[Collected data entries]
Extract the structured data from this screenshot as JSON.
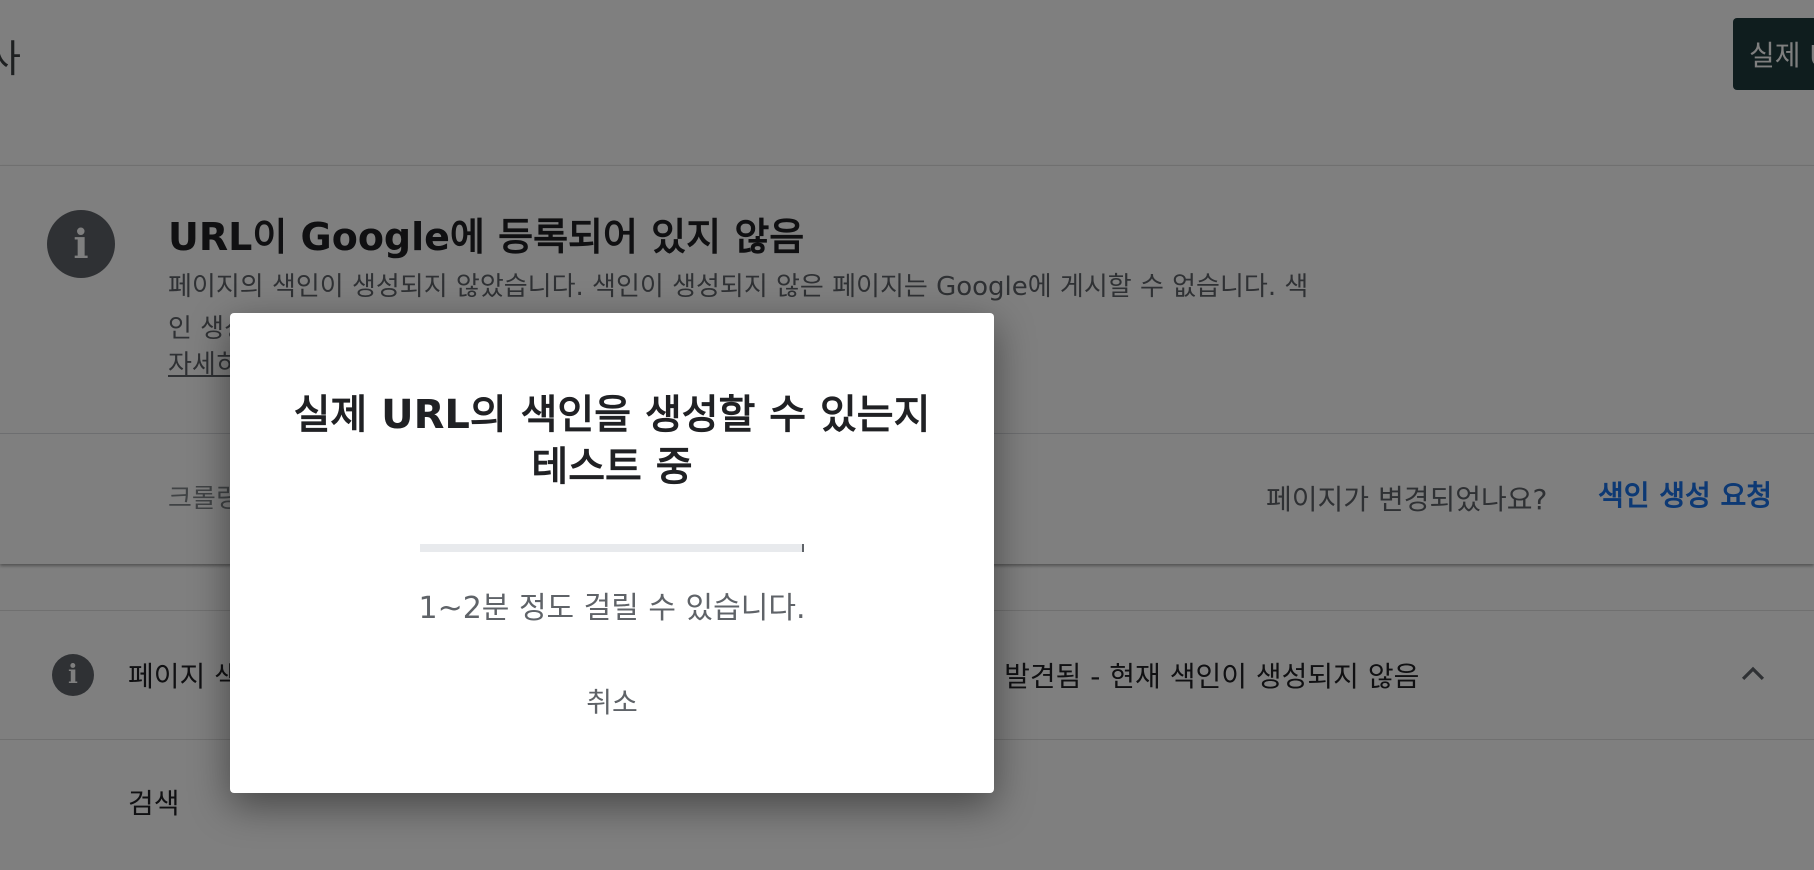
{
  "header": {
    "title_fragment": "사",
    "test_live_button_label": "실제 U"
  },
  "status_card": {
    "icon": "info-icon",
    "title": "URL이 Google에 등록되어 있지 않음",
    "description": "페이지의 색인이 생성되지 않았습니다. 색인이 생성되지 않은 페이지는 Google에 게시할 수 없습니다. 색인 생성 관련 문제를 확인하려면 아래의 세부정보를 참고하세요.",
    "learn_more_link": "자세히",
    "crawl_text": "크롤링",
    "page_changed_text": "페이지가 변경되었나요?",
    "request_indexing_label": "색인 생성 요청"
  },
  "coverage_row": {
    "icon": "info-icon",
    "label": "페이지 색",
    "status": "음: 발견됨 - 현재 색인이 생성되지 않음",
    "toggle_icon": "chevron-up-icon"
  },
  "search_section_label": "검색",
  "dialog": {
    "title_line1": "실제 URL의 색인을 생성할 수 있는지",
    "title_line2": "테스트 중",
    "progress_percent": 100,
    "hint": "1~2분 정도 걸릴 수 있습니다.",
    "cancel_label": "취소"
  },
  "colors": {
    "accent": "#1a73e8",
    "icon_gray": "#5f6368",
    "header_button_bg": "#1e3a3d"
  }
}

→ Work to do: Pick out all lines from the data above in which the word "Google에" appears.

→ Task response:
    "title": "URL이 Google에 등록되어 있지 않음",
    "description": "페이지의 색인이 생성되지 않았습니다. 색인이 생성되지 않은 페이지는 Google에 게시할 수 없습니다. 색인 생성 관련 문제를 확인하려면 아래의 세부정보를 참고하세요.",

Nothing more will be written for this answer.